◆ STATED EXERCISE ◆
Write out the data below exactly as given, without any of its pictures.

Start of SOURCE MATERIAL

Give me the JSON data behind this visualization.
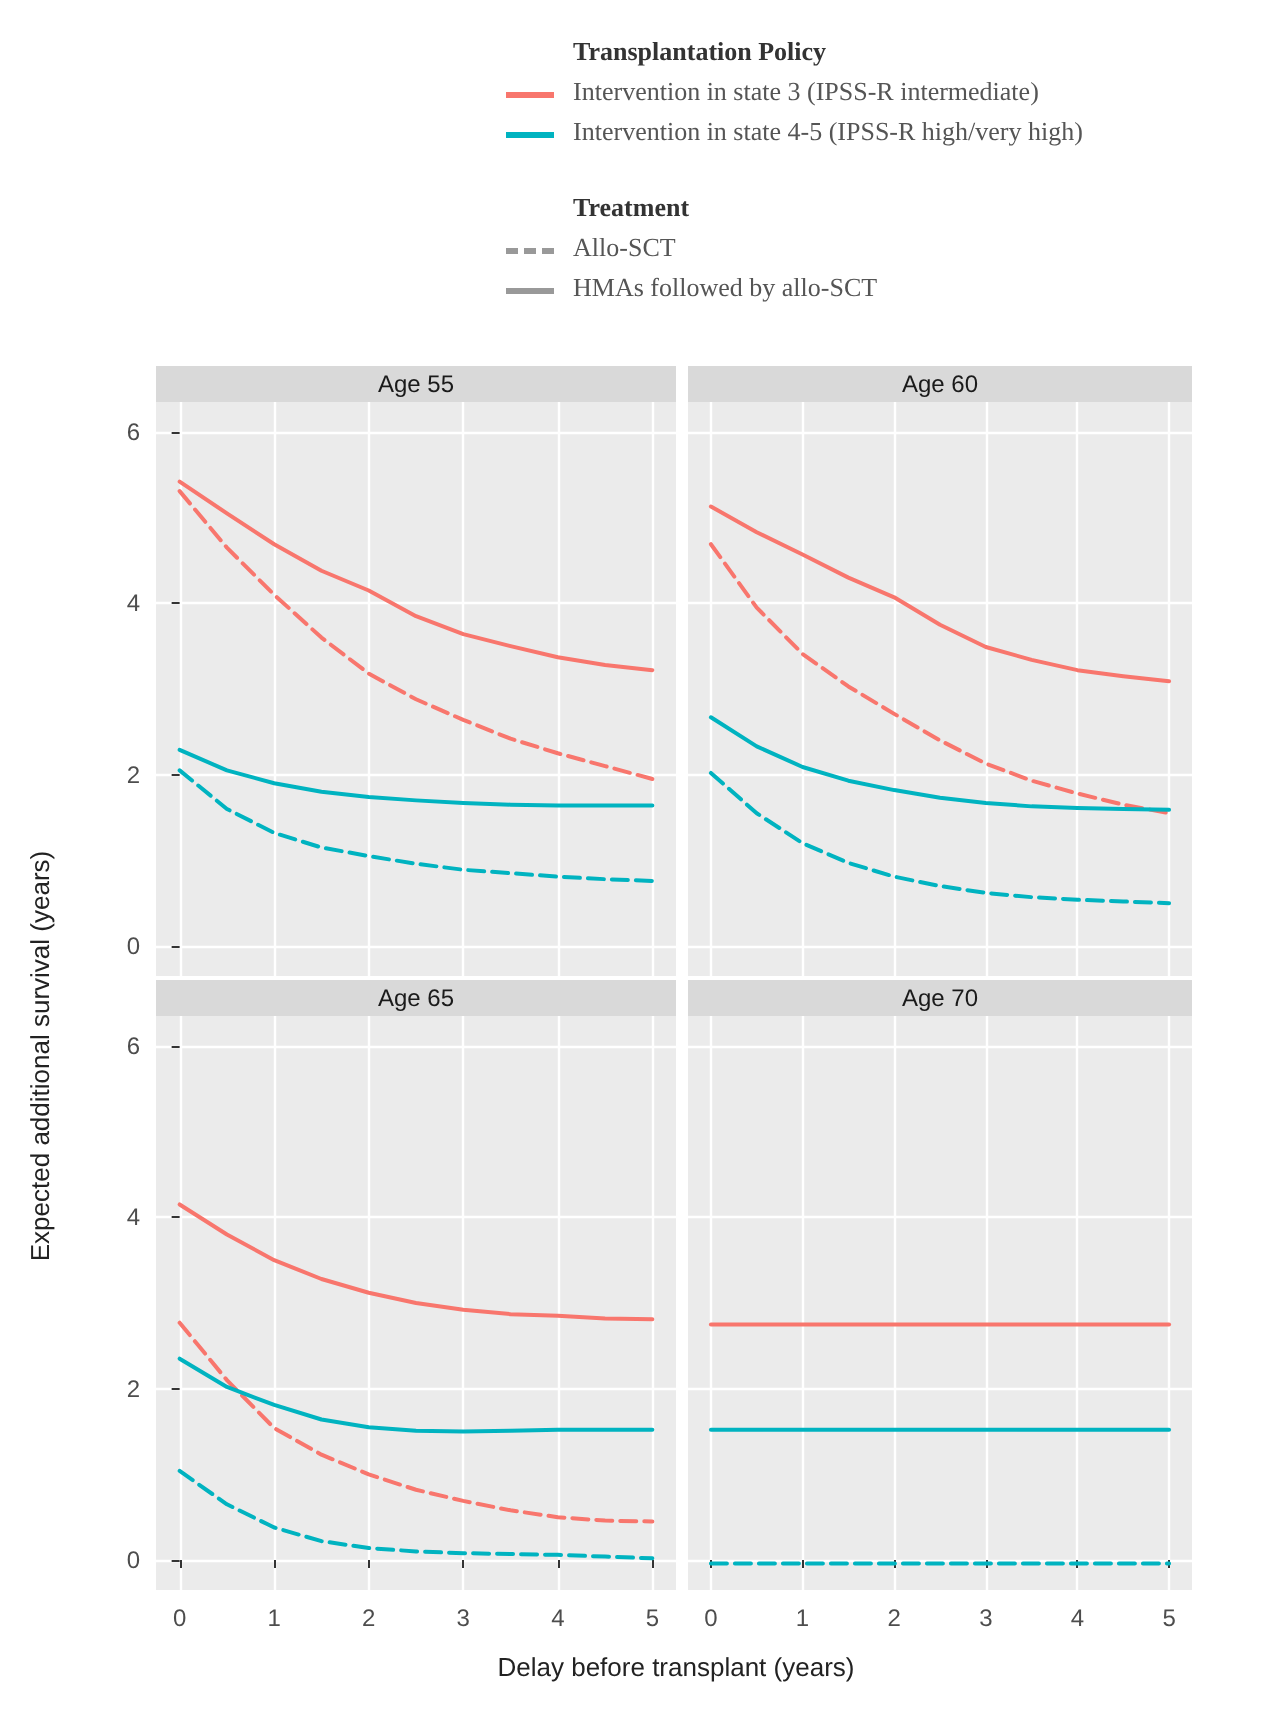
{
  "chart_data": [
    {
      "type": "line",
      "title": "Age 55",
      "legend": "top",
      "legend_title": "Transplantation Policy",
      "annotations": [
        "Treatment",
        "Allo-SCT",
        "HMAs followed by allo-SCT"
      ],
      "x": [
        0,
        0.5,
        1,
        1.5,
        2,
        2.5,
        3,
        3.5,
        4,
        4.5,
        5
      ],
      "xlim": [
        -0.25,
        5.25
      ],
      "xticks": [
        0,
        1,
        2,
        3,
        4,
        5
      ],
      "ylim": [
        -0.35,
        6.35
      ],
      "yticks": [
        0,
        2,
        4,
        6
      ],
      "grid": true,
      "tick_labels": "y",
      "series": [
        {
          "color": "#f8766d",
          "line_style": "dashed",
          "values": [
            5.31,
            4.65,
            4.1,
            3.6,
            3.18,
            2.88,
            2.64,
            2.42,
            2.25,
            2.1,
            1.95
          ]
        },
        {
          "name": "Intervention in state 3 (IPSS-R intermediate)",
          "color": "#f8766d",
          "line_style": "solid",
          "values": [
            5.42,
            5.05,
            4.69,
            4.38,
            4.15,
            3.85,
            3.64,
            3.5,
            3.37,
            3.28,
            3.22
          ]
        },
        {
          "color": "#00b3c0",
          "line_style": "dashed",
          "values": [
            2.05,
            1.6,
            1.32,
            1.15,
            1.05,
            0.96,
            0.89,
            0.85,
            0.81,
            0.78,
            0.76
          ]
        },
        {
          "name": "Intervention in state 4-5 (IPSS-R high/very high)",
          "color": "#00b3c0",
          "line_style": "solid",
          "values": [
            2.29,
            2.05,
            1.9,
            1.8,
            1.74,
            1.7,
            1.67,
            1.65,
            1.64,
            1.64,
            1.64
          ]
        }
      ]
    },
    {
      "type": "line",
      "title": "Age 60",
      "x": [
        0,
        0.5,
        1,
        1.5,
        2,
        2.5,
        3,
        3.5,
        4,
        4.5,
        5
      ],
      "xlim": [
        -0.25,
        5.25
      ],
      "xticks": [
        0,
        1,
        2,
        3,
        4,
        5
      ],
      "ylim": [
        -0.35,
        6.35
      ],
      "yticks": [
        0,
        2,
        4,
        6
      ],
      "grid": true,
      "tick_labels": false,
      "series": [
        {
          "color": "#f8766d",
          "line_style": "dashed",
          "values": [
            4.69,
            3.95,
            3.41,
            3.03,
            2.71,
            2.4,
            2.13,
            1.93,
            1.78,
            1.65,
            1.55
          ]
        },
        {
          "color": "#f8766d",
          "line_style": "solid",
          "values": [
            5.13,
            4.83,
            4.57,
            4.3,
            4.07,
            3.75,
            3.49,
            3.34,
            3.22,
            3.15,
            3.09
          ]
        },
        {
          "color": "#00b3c0",
          "line_style": "dashed",
          "values": [
            2.02,
            1.55,
            1.2,
            0.97,
            0.81,
            0.7,
            0.62,
            0.57,
            0.54,
            0.52,
            0.5
          ]
        },
        {
          "color": "#00b3c0",
          "line_style": "solid",
          "values": [
            2.67,
            2.33,
            2.09,
            1.93,
            1.82,
            1.73,
            1.67,
            1.63,
            1.61,
            1.6,
            1.59
          ]
        }
      ]
    },
    {
      "type": "line",
      "title": "Age 65",
      "xlabel": "Delay before transplant (years)",
      "ylabel": "Expected additional survival (years)",
      "x": [
        0,
        0.5,
        1,
        1.5,
        2,
        2.5,
        3,
        3.5,
        4,
        4.5,
        5
      ],
      "xlim": [
        -0.25,
        5.25
      ],
      "xticks": [
        0,
        1,
        2,
        3,
        4,
        5
      ],
      "ylim": [
        -0.35,
        6.35
      ],
      "yticks": [
        0,
        2,
        4,
        6
      ],
      "grid": true,
      "series": [
        {
          "color": "#f8766d",
          "line_style": "dashed",
          "values": [
            2.77,
            2.1,
            1.54,
            1.23,
            1.0,
            0.82,
            0.69,
            0.58,
            0.5,
            0.46,
            0.45
          ]
        },
        {
          "color": "#f8766d",
          "line_style": "solid",
          "values": [
            4.15,
            3.8,
            3.5,
            3.28,
            3.12,
            3.0,
            2.92,
            2.87,
            2.85,
            2.82,
            2.81
          ]
        },
        {
          "color": "#00b3c0",
          "line_style": "dashed",
          "values": [
            1.04,
            0.65,
            0.38,
            0.22,
            0.14,
            0.1,
            0.08,
            0.07,
            0.06,
            0.04,
            0.02
          ]
        },
        {
          "color": "#00b3c0",
          "line_style": "solid",
          "values": [
            2.35,
            2.02,
            1.81,
            1.64,
            1.55,
            1.51,
            1.5,
            1.51,
            1.52,
            1.52,
            1.52
          ]
        }
      ]
    },
    {
      "type": "line",
      "title": "Age 70",
      "x": [
        0,
        5
      ],
      "xlim": [
        -0.25,
        5.25
      ],
      "xticks": [
        0,
        1,
        2,
        3,
        4,
        5
      ],
      "ylim": [
        -0.35,
        6.35
      ],
      "yticks": [
        0,
        2,
        4,
        6
      ],
      "grid": true,
      "tick_labels": "x",
      "series": [
        {
          "color": "#f8766d",
          "line_style": "solid",
          "values": [
            2.75,
            2.75
          ]
        },
        {
          "color": "#00b3c0",
          "line_style": "dashed",
          "values": [
            -0.04,
            -0.04
          ]
        },
        {
          "color": "#00b3c0",
          "line_style": "solid",
          "values": [
            1.52,
            1.52
          ]
        }
      ]
    }
  ]
}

End of SOURCE MATERIAL

◆ RESPONSE ◆
Give me the JSON data behind this visualization.
{
  "chart_data": [
    {
      "type": "line",
      "title": "Age 55",
      "legend": "top",
      "legend_title": "Transplantation Policy",
      "annotations": [
        "Treatment",
        "Allo-SCT",
        "HMAs followed by allo-SCT"
      ],
      "x": [
        0,
        0.5,
        1,
        1.5,
        2,
        2.5,
        3,
        3.5,
        4,
        4.5,
        5
      ],
      "xlim": [
        -0.25,
        5.25
      ],
      "xticks": [
        0,
        1,
        2,
        3,
        4,
        5
      ],
      "ylim": [
        -0.35,
        6.35
      ],
      "yticks": [
        0,
        2,
        4,
        6
      ],
      "grid": true,
      "tick_labels": "y",
      "series": [
        {
          "color": "#f8766d",
          "line_style": "dashed",
          "values": [
            5.31,
            4.65,
            4.1,
            3.6,
            3.18,
            2.88,
            2.64,
            2.42,
            2.25,
            2.1,
            1.95
          ]
        },
        {
          "name": "Intervention in state 3 (IPSS-R intermediate)",
          "color": "#f8766d",
          "line_style": "solid",
          "values": [
            5.42,
            5.05,
            4.69,
            4.38,
            4.15,
            3.85,
            3.64,
            3.5,
            3.37,
            3.28,
            3.22
          ]
        },
        {
          "color": "#00b3c0",
          "line_style": "dashed",
          "values": [
            2.05,
            1.6,
            1.32,
            1.15,
            1.05,
            0.96,
            0.89,
            0.85,
            0.81,
            0.78,
            0.76
          ]
        },
        {
          "name": "Intervention in state 4-5 (IPSS-R high/very high)",
          "color": "#00b3c0",
          "line_style": "solid",
          "values": [
            2.29,
            2.05,
            1.9,
            1.8,
            1.74,
            1.7,
            1.67,
            1.65,
            1.64,
            1.64,
            1.64
          ]
        }
      ]
    },
    {
      "type": "line",
      "title": "Age 60",
      "x": [
        0,
        0.5,
        1,
        1.5,
        2,
        2.5,
        3,
        3.5,
        4,
        4.5,
        5
      ],
      "xlim": [
        -0.25,
        5.25
      ],
      "xticks": [
        0,
        1,
        2,
        3,
        4,
        5
      ],
      "ylim": [
        -0.35,
        6.35
      ],
      "yticks": [
        0,
        2,
        4,
        6
      ],
      "grid": true,
      "tick_labels": false,
      "series": [
        {
          "color": "#f8766d",
          "line_style": "dashed",
          "values": [
            4.69,
            3.95,
            3.41,
            3.03,
            2.71,
            2.4,
            2.13,
            1.93,
            1.78,
            1.65,
            1.55
          ]
        },
        {
          "color": "#f8766d",
          "line_style": "solid",
          "values": [
            5.13,
            4.83,
            4.57,
            4.3,
            4.07,
            3.75,
            3.49,
            3.34,
            3.22,
            3.15,
            3.09
          ]
        },
        {
          "color": "#00b3c0",
          "line_style": "dashed",
          "values": [
            2.02,
            1.55,
            1.2,
            0.97,
            0.81,
            0.7,
            0.62,
            0.57,
            0.54,
            0.52,
            0.5
          ]
        },
        {
          "color": "#00b3c0",
          "line_style": "solid",
          "values": [
            2.67,
            2.33,
            2.09,
            1.93,
            1.82,
            1.73,
            1.67,
            1.63,
            1.61,
            1.6,
            1.59
          ]
        }
      ]
    },
    {
      "type": "line",
      "title": "Age 65",
      "xlabel": "Delay before transplant (years)",
      "ylabel": "Expected additional survival (years)",
      "x": [
        0,
        0.5,
        1,
        1.5,
        2,
        2.5,
        3,
        3.5,
        4,
        4.5,
        5
      ],
      "xlim": [
        -0.25,
        5.25
      ],
      "xticks": [
        0,
        1,
        2,
        3,
        4,
        5
      ],
      "ylim": [
        -0.35,
        6.35
      ],
      "yticks": [
        0,
        2,
        4,
        6
      ],
      "grid": true,
      "series": [
        {
          "color": "#f8766d",
          "line_style": "dashed",
          "values": [
            2.77,
            2.1,
            1.54,
            1.23,
            1.0,
            0.82,
            0.69,
            0.58,
            0.5,
            0.46,
            0.45
          ]
        },
        {
          "color": "#f8766d",
          "line_style": "solid",
          "values": [
            4.15,
            3.8,
            3.5,
            3.28,
            3.12,
            3.0,
            2.92,
            2.87,
            2.85,
            2.82,
            2.81
          ]
        },
        {
          "color": "#00b3c0",
          "line_style": "dashed",
          "values": [
            1.04,
            0.65,
            0.38,
            0.22,
            0.14,
            0.1,
            0.08,
            0.07,
            0.06,
            0.04,
            0.02
          ]
        },
        {
          "color": "#00b3c0",
          "line_style": "solid",
          "values": [
            2.35,
            2.02,
            1.81,
            1.64,
            1.55,
            1.51,
            1.5,
            1.51,
            1.52,
            1.52,
            1.52
          ]
        }
      ]
    },
    {
      "type": "line",
      "title": "Age 70",
      "x": [
        0,
        5
      ],
      "xlim": [
        -0.25,
        5.25
      ],
      "xticks": [
        0,
        1,
        2,
        3,
        4,
        5
      ],
      "ylim": [
        -0.35,
        6.35
      ],
      "yticks": [
        0,
        2,
        4,
        6
      ],
      "grid": true,
      "tick_labels": "x",
      "series": [
        {
          "color": "#f8766d",
          "line_style": "solid",
          "values": [
            2.75,
            2.75
          ]
        },
        {
          "color": "#00b3c0",
          "line_style": "dashed",
          "values": [
            -0.04,
            -0.04
          ]
        },
        {
          "color": "#00b3c0",
          "line_style": "solid",
          "values": [
            1.52,
            1.52
          ]
        }
      ]
    }
  ]
}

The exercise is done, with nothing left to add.